▶

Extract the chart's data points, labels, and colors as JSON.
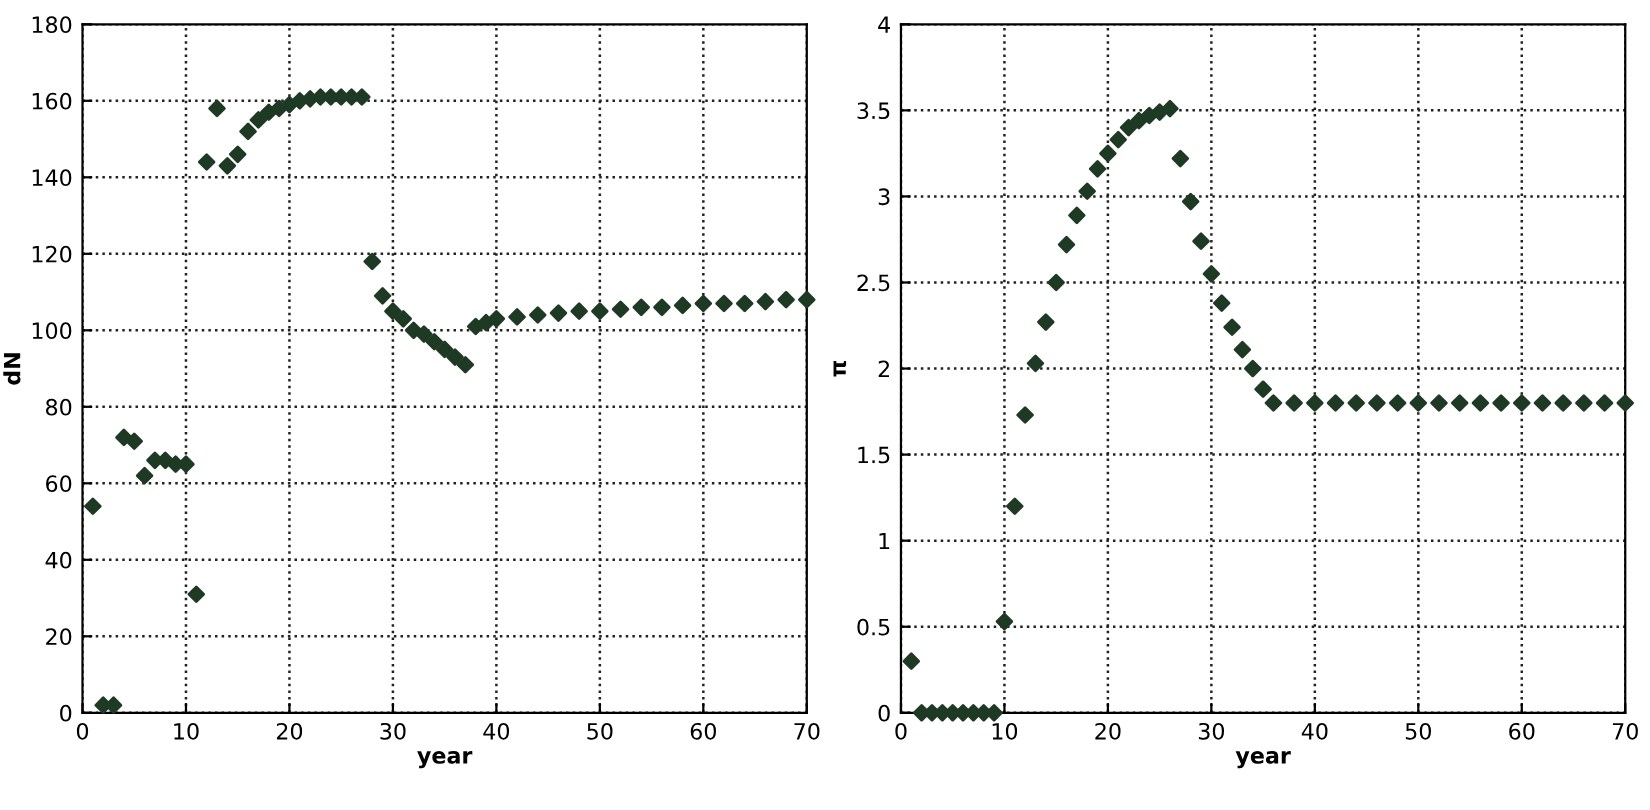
{
  "chart_data": [
    {
      "type": "scatter",
      "xlabel": "year",
      "ylabel": "dN",
      "xlim": [
        0,
        70
      ],
      "ylim": [
        0,
        180
      ],
      "xticks": [
        0,
        10,
        20,
        30,
        40,
        50,
        60,
        70
      ],
      "yticks": [
        0,
        20,
        40,
        60,
        80,
        100,
        120,
        140,
        160,
        180
      ],
      "grid": true,
      "marker": "diamond",
      "series": [
        {
          "color": "#1e3a24",
          "x": [
            1,
            2,
            3,
            4,
            5,
            6,
            7,
            8,
            9,
            10,
            11,
            12,
            13,
            14,
            15,
            16,
            17,
            18,
            19,
            20,
            21,
            22,
            23,
            24,
            25,
            26,
            27,
            28,
            29,
            30,
            31,
            32,
            33,
            34,
            35,
            36,
            37,
            38,
            39,
            40,
            42,
            44,
            46,
            48,
            50,
            52,
            54,
            56,
            58,
            60,
            62,
            64,
            66,
            68,
            70
          ],
          "values": [
            54,
            2,
            2,
            72,
            71,
            62,
            66,
            66,
            65,
            65,
            31,
            144,
            158,
            143,
            146,
            152,
            155,
            157,
            158,
            159,
            160,
            160.5,
            161,
            161,
            161,
            161,
            161,
            118,
            109,
            105,
            103,
            100,
            99,
            97,
            95,
            93,
            91,
            101,
            102,
            103,
            103.5,
            104,
            104.5,
            105,
            105,
            105.5,
            106,
            106,
            106.5,
            107,
            107,
            107,
            107.5,
            108,
            108
          ]
        }
      ]
    },
    {
      "type": "scatter",
      "xlabel": "year",
      "ylabel": "π",
      "xlim": [
        0,
        70
      ],
      "ylim": [
        0,
        4
      ],
      "xticks": [
        0,
        10,
        20,
        30,
        40,
        50,
        60,
        70
      ],
      "yticks": [
        0,
        0.5,
        1,
        1.5,
        2,
        2.5,
        3,
        3.5,
        4
      ],
      "grid": true,
      "marker": "diamond",
      "series": [
        {
          "color": "#1e3a24",
          "x": [
            1,
            2,
            3,
            4,
            5,
            6,
            7,
            8,
            9,
            10,
            11,
            12,
            13,
            14,
            15,
            16,
            17,
            18,
            19,
            20,
            21,
            22,
            23,
            24,
            25,
            26,
            27,
            28,
            29,
            30,
            31,
            32,
            33,
            34,
            35,
            36,
            38,
            40,
            42,
            44,
            46,
            48,
            50,
            52,
            54,
            56,
            58,
            60,
            62,
            64,
            66,
            68,
            70
          ],
          "values": [
            0.3,
            0,
            0,
            0,
            0,
            0,
            0,
            0,
            0,
            0.53,
            1.2,
            1.73,
            2.03,
            2.27,
            2.5,
            2.72,
            2.89,
            3.03,
            3.16,
            3.25,
            3.33,
            3.4,
            3.44,
            3.47,
            3.49,
            3.51,
            3.22,
            2.97,
            2.74,
            2.55,
            2.38,
            2.24,
            2.11,
            2.0,
            1.88,
            1.8,
            1.8,
            1.8,
            1.8,
            1.8,
            1.8,
            1.8,
            1.8,
            1.8,
            1.8,
            1.8,
            1.8,
            1.8,
            1.8,
            1.8,
            1.8,
            1.8,
            1.8
          ]
        }
      ]
    }
  ]
}
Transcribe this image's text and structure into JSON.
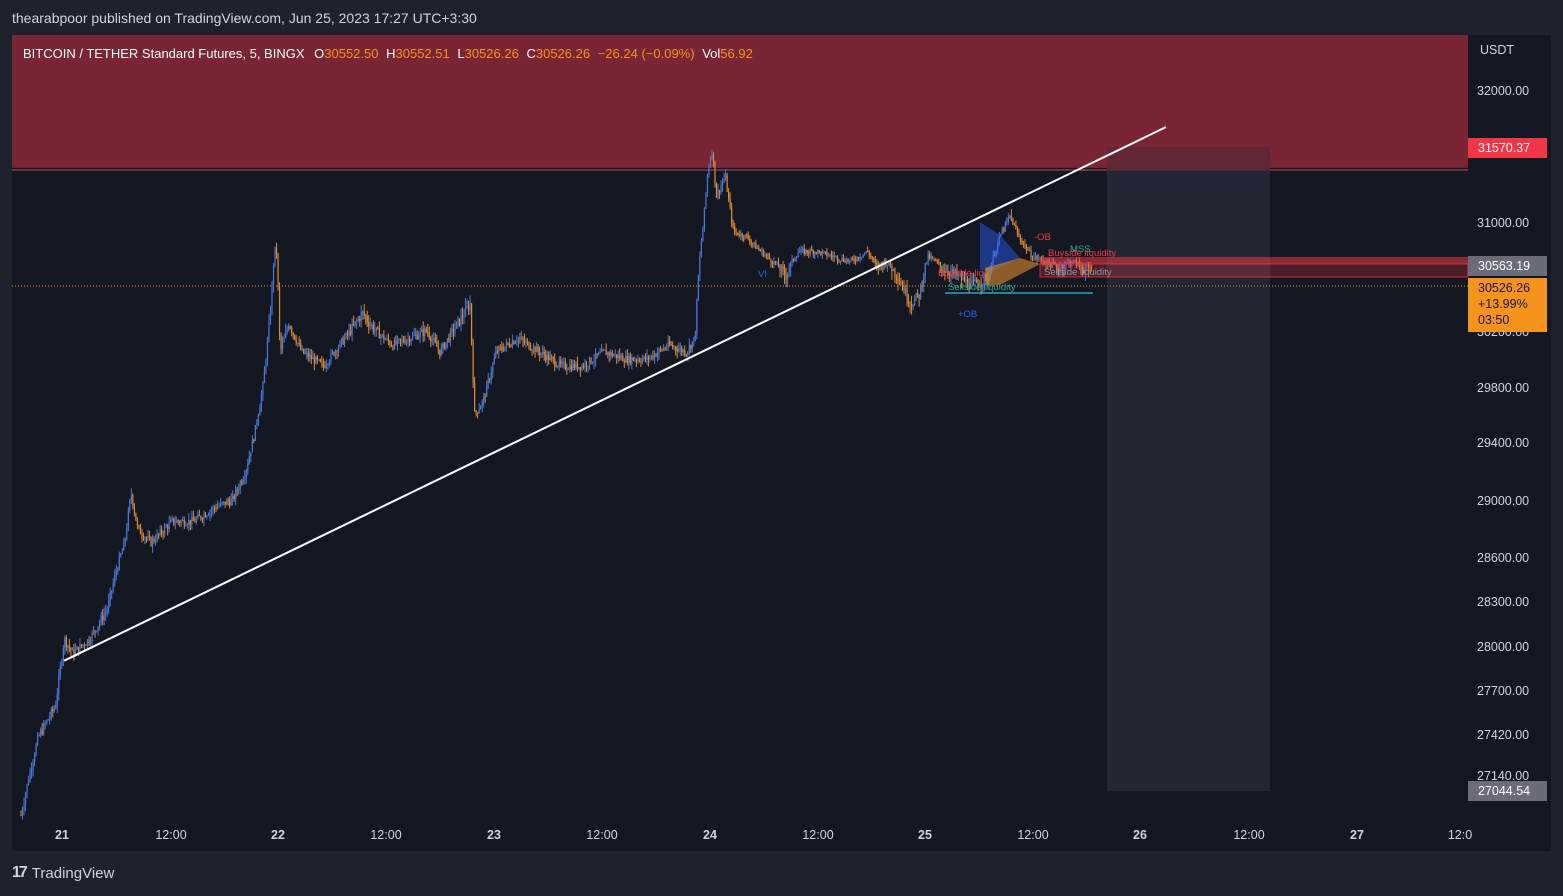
{
  "header": {
    "published": "thearabpoor published on TradingView.com, Jun 25, 2023 17:27 UTC+3:30"
  },
  "footer": {
    "brand": "TradingView",
    "logo_icon": "tradingview-logo-icon"
  },
  "legend": {
    "symbol": "BITCOIN / TETHER Standard Futures, 5, BINGX",
    "o_label": "O",
    "o": "30552.50",
    "h_label": "H",
    "h": "30552.51",
    "l_label": "L",
    "l": "30526.26",
    "c_label": "C",
    "c": "30526.26",
    "change": "−26.24 (−0.09%)",
    "vol_label": "Vol",
    "vol": "56.92"
  },
  "colors": {
    "background": "#131722",
    "zone": "#7a2533",
    "candle_up": "#4a78d8",
    "candle_down": "#e08a2c",
    "trendline": "#ffffff",
    "badge_red": "#f23645",
    "badge_orange": "#f7931a",
    "badge_gray": "#6a6d78"
  },
  "chart_data": {
    "type": "candlestick",
    "currency": "USDT",
    "y_ticks": [
      "32000.00",
      "31570.37",
      "31000.00",
      "30563.19",
      "30200.00",
      "29800.00",
      "29400.00",
      "29000.00",
      "28600.00",
      "28300.00",
      "28000.00",
      "27700.00",
      "27420.00",
      "27140.00",
      "27044.54"
    ],
    "y_tick_values": [
      32000,
      31570.37,
      31000,
      30563.19,
      30200,
      29800,
      29400,
      29000,
      28600,
      28300,
      28000,
      27700,
      27420,
      27140,
      27044.54
    ],
    "x_ticks": [
      {
        "label": "21",
        "bold": true
      },
      {
        "label": "12:00",
        "bold": false
      },
      {
        "label": "22",
        "bold": true
      },
      {
        "label": "12:00",
        "bold": false
      },
      {
        "label": "23",
        "bold": true
      },
      {
        "label": "12:00",
        "bold": false
      },
      {
        "label": "24",
        "bold": true
      },
      {
        "label": "12:00",
        "bold": false
      },
      {
        "label": "25",
        "bold": true
      },
      {
        "label": "12:00",
        "bold": false
      },
      {
        "label": "26",
        "bold": true
      },
      {
        "label": "12:00",
        "bold": false
      },
      {
        "label": "27",
        "bold": true
      },
      {
        "label": "12:0",
        "bold": false
      }
    ],
    "price_path": [
      [
        0,
        26900
      ],
      [
        0.4,
        27400
      ],
      [
        0.8,
        27600
      ],
      [
        1.0,
        28050
      ],
      [
        1.2,
        27950
      ],
      [
        1.6,
        28050
      ],
      [
        2.0,
        28250
      ],
      [
        2.2,
        28500
      ],
      [
        2.4,
        28700
      ],
      [
        2.55,
        29050
      ],
      [
        2.7,
        28800
      ],
      [
        3.0,
        28700
      ],
      [
        3.5,
        28850
      ],
      [
        4.0,
        28850
      ],
      [
        4.5,
        28950
      ],
      [
        4.9,
        29000
      ],
      [
        5.2,
        29200
      ],
      [
        5.4,
        29450
      ],
      [
        5.6,
        29800
      ],
      [
        5.8,
        30400
      ],
      [
        5.9,
        30800
      ],
      [
        6.0,
        30050
      ],
      [
        6.2,
        30250
      ],
      [
        6.5,
        30050
      ],
      [
        7.0,
        29950
      ],
      [
        7.5,
        30150
      ],
      [
        7.9,
        30300
      ],
      [
        8.2,
        30200
      ],
      [
        8.6,
        30100
      ],
      [
        9.0,
        30150
      ],
      [
        9.4,
        30200
      ],
      [
        9.7,
        30050
      ],
      [
        10.0,
        30200
      ],
      [
        10.4,
        30350
      ],
      [
        10.5,
        29600
      ],
      [
        10.7,
        29700
      ],
      [
        11.0,
        30050
      ],
      [
        11.5,
        30150
      ],
      [
        12.0,
        30050
      ],
      [
        12.5,
        29950
      ],
      [
        13.0,
        29950
      ],
      [
        13.5,
        30050
      ],
      [
        14.0,
        30000
      ],
      [
        14.5,
        30000
      ],
      [
        15.0,
        30100
      ],
      [
        15.4,
        30050
      ],
      [
        15.6,
        30150
      ],
      [
        15.75,
        30800
      ],
      [
        15.9,
        31400
      ],
      [
        16.0,
        31550
      ],
      [
        16.1,
        31200
      ],
      [
        16.3,
        31350
      ],
      [
        16.5,
        30900
      ],
      [
        16.8,
        30850
      ],
      [
        17.0,
        30750
      ],
      [
        17.4,
        30600
      ],
      [
        17.7,
        30500
      ],
      [
        18.0,
        30700
      ],
      [
        18.4,
        30700
      ],
      [
        18.8,
        30650
      ],
      [
        19.2,
        30600
      ],
      [
        19.6,
        30700
      ],
      [
        19.8,
        30550
      ],
      [
        20.0,
        30600
      ],
      [
        20.3,
        30500
      ],
      [
        20.6,
        30350
      ],
      [
        20.8,
        30400
      ],
      [
        21.0,
        30650
      ],
      [
        21.3,
        30550
      ],
      [
        21.7,
        30500
      ],
      [
        22.0,
        30450
      ],
      [
        22.4,
        30500
      ],
      [
        22.7,
        30900
      ],
      [
        22.9,
        31050
      ],
      [
        23.1,
        30850
      ],
      [
        23.4,
        30650
      ],
      [
        23.7,
        30600
      ],
      [
        24.0,
        30550
      ],
      [
        24.3,
        30600
      ],
      [
        24.6,
        30550
      ],
      [
        24.8,
        30526
      ]
    ],
    "x_units": "hours offset on axis scale where each label step is 12h",
    "ylim": [
      26950,
      32300
    ],
    "trendline": {
      "from": {
        "day_offset": 1.0,
        "price": 27900
      },
      "to": {
        "day_offset": 26.5,
        "price": 31720
      }
    },
    "resistance_zone": {
      "price_bottom": 31450,
      "price_top": 32300
    },
    "projection_box": {
      "price_top": 31570.37,
      "price_bottom": 27044.54
    },
    "current_price": "30526.26",
    "current_change": "+13.99%",
    "countdown": "03:50",
    "high_marker": "31570.37",
    "mid_marker": "30563.19",
    "low_marker": "27044.54",
    "annotations": [
      {
        "text": "-OB",
        "color": "#f23645"
      },
      {
        "text": "MSS",
        "color": "#22ab94"
      },
      {
        "text": "Buyside liquidity",
        "color": "#f23645"
      },
      {
        "text": "Buyside liq",
        "color": "#f23645"
      },
      {
        "text": "Sellside liquidity",
        "color": "#22ab94"
      },
      {
        "text": "Sellside liquidity",
        "color": "#9598a1"
      },
      {
        "text": "+OB",
        "color": "#2962ff"
      },
      {
        "text": "VI",
        "color": "#2962ff"
      }
    ]
  }
}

◀

#### EXERCISE DIRECTIONS
Filter the records, keeping only lines that contain "colors", and show those lines.

#### WRITTEN RESPONSE
Extract the chart's data points, labels, and colors as JSON.
  "colors": {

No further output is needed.